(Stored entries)
********************

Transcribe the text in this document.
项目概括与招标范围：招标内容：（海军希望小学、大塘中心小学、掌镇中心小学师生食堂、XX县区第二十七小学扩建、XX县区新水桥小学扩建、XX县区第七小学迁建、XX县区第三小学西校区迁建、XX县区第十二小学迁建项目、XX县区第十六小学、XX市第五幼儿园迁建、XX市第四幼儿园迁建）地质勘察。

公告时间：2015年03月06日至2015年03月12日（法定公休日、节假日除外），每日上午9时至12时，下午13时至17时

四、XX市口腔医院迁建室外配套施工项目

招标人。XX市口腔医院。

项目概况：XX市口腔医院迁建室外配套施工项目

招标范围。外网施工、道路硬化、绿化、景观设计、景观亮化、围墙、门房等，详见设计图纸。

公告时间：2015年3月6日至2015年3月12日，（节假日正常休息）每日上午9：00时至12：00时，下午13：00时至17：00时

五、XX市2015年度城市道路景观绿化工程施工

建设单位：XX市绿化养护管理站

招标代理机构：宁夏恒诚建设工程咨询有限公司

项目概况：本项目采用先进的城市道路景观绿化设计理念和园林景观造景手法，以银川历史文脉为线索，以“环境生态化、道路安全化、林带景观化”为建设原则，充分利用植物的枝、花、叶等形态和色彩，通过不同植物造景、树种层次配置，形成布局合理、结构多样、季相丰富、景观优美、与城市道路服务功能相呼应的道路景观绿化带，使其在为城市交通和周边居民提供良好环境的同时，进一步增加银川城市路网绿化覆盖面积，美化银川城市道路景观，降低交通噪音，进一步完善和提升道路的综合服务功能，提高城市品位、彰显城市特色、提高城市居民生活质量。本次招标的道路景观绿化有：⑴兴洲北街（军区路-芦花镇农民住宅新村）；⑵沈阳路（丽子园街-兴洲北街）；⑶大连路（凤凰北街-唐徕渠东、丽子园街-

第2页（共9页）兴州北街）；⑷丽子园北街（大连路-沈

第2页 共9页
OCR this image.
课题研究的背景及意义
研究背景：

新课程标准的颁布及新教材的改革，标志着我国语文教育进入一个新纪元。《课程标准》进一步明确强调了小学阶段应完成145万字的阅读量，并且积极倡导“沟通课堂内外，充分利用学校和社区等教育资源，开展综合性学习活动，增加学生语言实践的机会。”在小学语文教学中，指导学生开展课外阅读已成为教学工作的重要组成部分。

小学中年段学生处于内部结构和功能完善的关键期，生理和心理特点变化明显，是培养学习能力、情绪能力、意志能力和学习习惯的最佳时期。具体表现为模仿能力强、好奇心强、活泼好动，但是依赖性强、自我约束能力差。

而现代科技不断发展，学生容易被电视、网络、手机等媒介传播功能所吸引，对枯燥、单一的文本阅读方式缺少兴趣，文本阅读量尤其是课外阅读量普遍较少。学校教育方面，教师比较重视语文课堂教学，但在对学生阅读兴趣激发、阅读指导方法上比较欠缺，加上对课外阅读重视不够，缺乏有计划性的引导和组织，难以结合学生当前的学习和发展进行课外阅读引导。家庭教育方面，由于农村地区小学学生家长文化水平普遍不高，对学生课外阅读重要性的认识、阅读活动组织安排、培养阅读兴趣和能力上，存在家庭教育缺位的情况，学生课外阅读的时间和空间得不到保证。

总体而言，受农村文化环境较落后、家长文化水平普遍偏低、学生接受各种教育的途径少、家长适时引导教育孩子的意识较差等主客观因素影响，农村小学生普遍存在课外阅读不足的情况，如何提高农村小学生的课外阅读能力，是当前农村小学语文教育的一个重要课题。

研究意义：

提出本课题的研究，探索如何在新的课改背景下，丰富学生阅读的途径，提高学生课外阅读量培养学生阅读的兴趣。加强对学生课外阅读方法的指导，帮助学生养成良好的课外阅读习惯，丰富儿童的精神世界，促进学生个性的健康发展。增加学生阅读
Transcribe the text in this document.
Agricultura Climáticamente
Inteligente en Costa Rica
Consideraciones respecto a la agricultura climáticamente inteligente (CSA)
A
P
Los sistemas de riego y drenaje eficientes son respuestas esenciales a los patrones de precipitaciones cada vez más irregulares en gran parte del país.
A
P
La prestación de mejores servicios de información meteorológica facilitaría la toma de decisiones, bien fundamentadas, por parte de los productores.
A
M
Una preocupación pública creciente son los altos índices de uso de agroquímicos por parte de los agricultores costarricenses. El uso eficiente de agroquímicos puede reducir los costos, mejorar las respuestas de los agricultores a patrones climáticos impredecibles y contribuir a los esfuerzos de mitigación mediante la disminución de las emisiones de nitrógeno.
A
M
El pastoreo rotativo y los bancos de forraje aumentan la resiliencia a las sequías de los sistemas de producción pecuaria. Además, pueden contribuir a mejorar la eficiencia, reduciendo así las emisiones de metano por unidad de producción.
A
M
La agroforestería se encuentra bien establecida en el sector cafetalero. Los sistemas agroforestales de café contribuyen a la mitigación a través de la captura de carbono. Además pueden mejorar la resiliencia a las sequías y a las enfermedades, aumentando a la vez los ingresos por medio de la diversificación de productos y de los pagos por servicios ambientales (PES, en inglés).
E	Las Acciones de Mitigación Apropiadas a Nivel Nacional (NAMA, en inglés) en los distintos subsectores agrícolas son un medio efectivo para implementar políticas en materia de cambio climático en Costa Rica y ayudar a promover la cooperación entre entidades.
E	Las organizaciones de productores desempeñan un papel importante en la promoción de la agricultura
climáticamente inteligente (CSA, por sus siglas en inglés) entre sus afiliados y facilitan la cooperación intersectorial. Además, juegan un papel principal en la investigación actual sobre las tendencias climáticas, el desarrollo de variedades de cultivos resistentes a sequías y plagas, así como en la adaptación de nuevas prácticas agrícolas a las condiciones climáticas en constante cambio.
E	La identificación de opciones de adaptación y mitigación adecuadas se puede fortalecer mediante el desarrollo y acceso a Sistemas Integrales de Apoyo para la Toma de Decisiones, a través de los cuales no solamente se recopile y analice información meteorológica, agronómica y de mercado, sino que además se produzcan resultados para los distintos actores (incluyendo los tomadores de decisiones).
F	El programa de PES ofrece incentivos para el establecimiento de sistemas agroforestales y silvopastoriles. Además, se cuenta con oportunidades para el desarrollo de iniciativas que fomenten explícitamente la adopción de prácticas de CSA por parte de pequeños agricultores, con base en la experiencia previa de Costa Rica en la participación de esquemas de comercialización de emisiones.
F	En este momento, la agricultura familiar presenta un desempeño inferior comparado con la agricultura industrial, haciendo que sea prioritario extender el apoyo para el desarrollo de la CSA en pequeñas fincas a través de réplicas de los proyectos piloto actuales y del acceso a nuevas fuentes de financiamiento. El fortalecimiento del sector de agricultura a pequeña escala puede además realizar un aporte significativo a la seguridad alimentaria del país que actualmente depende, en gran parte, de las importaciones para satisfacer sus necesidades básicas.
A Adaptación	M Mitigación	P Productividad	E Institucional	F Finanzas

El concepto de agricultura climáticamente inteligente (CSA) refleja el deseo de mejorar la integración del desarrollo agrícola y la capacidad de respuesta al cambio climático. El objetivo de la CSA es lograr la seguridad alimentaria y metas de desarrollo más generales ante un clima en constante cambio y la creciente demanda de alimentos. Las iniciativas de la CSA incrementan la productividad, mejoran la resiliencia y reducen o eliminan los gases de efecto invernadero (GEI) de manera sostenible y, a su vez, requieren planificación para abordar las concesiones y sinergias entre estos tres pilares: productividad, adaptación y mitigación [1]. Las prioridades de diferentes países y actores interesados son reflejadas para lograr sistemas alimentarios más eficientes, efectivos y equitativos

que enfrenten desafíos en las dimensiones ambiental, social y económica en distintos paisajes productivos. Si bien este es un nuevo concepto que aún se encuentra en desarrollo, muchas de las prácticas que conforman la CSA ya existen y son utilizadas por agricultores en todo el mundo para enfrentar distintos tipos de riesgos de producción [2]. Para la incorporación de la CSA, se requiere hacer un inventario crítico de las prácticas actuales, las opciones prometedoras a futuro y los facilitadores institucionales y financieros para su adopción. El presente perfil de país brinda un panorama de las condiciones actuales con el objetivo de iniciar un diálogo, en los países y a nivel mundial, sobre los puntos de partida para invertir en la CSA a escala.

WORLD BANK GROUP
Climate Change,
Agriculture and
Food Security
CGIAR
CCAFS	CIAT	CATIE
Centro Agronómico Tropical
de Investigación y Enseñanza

********************

_PROBLEM DESCRIPTION_
For each line of the entries that includes "contribuir", show that line.

_ANSWER FOR THIS EXERCISE_
Una preocupación pública creciente son los altos índices de uso de agroquímicos por parte de los agricultores costarricenses. El uso eficiente de agroquímicos puede reducir los costos, mejorar las respuestas de los agricultores a patrones climáticos impredecibles y contribuir a los esfuerzos de mitigación mediante la disminución de las emisiones de nitrógeno.
El pastoreo rotativo y los bancos de forraje aumentan la resiliencia a las sequías de los sistemas de producción pecuaria. Además, pueden contribuir a mejorar la eficiencia, reduciendo así las emisiones de metano por unidad de producción.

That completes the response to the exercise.